▶ [Text block]
Question

# Find the value of k, if $\sin {{20}^{\circ }}\sin {{40}^{\circ }}\sin {{60}^{\circ }}\sin {{80}^{\circ }}=\dfrac{k}{16}$.

Hint: Write the given expression on LHS as $\sin {{60}^{\circ }}\sin {{20}^{\circ }}\sin \left( {{60}^{\circ }}-{{20}^{\circ }} \right)\sin \left( {{60}^{\circ }}+{{20}^{\circ }} \right)$. Use the value of $\sin {{60}^{\circ }}=\dfrac{\sqrt{3}}{2}$ and then use the formula $\sin \theta \sin \left( {{60}^{\circ }}-\theta \right)\sin \left( {{60}^{\circ }}+\theta \right)=\dfrac{1}{4}\sin 3\theta$ with $\theta ={{20}^{\circ }}$. This gives the value of the expression on LHS, and a linear equation in k. Solve the linear equation to find the value of k.

▶ [Data]
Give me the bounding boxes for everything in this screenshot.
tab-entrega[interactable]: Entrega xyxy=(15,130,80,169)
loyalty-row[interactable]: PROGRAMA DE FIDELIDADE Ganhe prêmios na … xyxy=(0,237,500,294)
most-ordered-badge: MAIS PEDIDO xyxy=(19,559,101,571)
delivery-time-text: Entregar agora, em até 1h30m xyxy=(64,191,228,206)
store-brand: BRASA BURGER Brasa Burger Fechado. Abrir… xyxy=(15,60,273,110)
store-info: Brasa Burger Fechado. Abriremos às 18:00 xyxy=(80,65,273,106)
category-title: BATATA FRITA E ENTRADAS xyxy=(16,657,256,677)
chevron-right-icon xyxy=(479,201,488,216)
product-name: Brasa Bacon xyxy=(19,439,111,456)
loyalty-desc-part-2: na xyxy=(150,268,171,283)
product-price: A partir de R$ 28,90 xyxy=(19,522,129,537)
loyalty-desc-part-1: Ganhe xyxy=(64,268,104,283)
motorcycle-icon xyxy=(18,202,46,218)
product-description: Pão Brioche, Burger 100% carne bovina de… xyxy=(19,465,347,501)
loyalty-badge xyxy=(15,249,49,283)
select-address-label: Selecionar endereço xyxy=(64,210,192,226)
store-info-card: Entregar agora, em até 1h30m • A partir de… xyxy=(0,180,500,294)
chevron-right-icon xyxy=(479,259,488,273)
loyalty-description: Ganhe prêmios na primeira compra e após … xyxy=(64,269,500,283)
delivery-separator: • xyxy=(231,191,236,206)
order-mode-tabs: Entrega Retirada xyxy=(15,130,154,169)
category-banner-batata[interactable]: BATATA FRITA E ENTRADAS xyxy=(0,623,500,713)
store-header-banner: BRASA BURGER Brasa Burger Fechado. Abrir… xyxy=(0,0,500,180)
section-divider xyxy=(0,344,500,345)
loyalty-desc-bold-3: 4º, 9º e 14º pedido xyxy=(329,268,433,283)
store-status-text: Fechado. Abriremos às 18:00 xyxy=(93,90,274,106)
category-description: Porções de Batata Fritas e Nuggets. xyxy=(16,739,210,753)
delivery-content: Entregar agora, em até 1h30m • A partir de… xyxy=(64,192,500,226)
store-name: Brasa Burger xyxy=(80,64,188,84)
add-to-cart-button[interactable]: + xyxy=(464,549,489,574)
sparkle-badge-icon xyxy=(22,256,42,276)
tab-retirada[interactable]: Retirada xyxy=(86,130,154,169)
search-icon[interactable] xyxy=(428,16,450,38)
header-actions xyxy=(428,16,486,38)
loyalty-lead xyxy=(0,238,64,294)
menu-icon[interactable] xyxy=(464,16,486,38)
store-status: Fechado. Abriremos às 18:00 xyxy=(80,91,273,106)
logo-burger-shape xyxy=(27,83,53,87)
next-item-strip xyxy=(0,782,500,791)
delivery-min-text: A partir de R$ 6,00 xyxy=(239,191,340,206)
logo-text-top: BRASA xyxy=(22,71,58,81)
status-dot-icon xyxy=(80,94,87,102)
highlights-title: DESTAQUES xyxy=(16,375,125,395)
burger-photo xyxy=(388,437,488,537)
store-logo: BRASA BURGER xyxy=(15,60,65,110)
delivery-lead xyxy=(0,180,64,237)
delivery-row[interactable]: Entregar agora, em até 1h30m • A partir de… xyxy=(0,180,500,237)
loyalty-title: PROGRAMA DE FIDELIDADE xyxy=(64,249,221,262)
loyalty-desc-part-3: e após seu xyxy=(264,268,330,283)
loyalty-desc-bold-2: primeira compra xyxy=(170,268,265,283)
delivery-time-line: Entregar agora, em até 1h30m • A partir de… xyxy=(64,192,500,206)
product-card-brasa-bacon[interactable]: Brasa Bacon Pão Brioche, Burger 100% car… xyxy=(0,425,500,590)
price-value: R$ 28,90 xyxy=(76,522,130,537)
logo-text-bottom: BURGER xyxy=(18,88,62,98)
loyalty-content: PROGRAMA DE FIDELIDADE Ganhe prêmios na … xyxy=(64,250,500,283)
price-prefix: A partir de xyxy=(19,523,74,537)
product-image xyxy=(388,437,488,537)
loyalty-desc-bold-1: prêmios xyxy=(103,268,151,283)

▶ [Aim of the task]
Reproduce the whole trigonometry problem above word for word, from its heading through the end of the hint.

▶ [Completed exercise]
Question

# Find the value of k, if $\sin {{20}^{\circ }}\sin {{40}^{\circ }}\sin {{60}^{\circ }}\sin {{80}^{\circ }}=\dfrac{k}{16}$.

Hint: Write the given expression on LHS as $\sin {{60}^{\circ }}\sin {{20}^{\circ }}\sin \left( {{60}^{\circ }}-{{20}^{\circ }} \right)\sin \left( {{60}^{\circ }}+{{20}^{\circ }} \right)$. Use the value of $\sin {{60}^{\circ }}=\dfrac{\sqrt{3}}{2}$ and then use the formula $\sin \theta \sin \left( {{60}^{\circ }}-\theta \right)\sin \left( {{60}^{\circ }}+\theta \right)=\dfrac{1}{4}\sin 3\theta$ with $\theta ={{20}^{\circ }}$. This gives the value of the expression on LHS, and a linear equation in k. Solve the linear equation to find the value of k.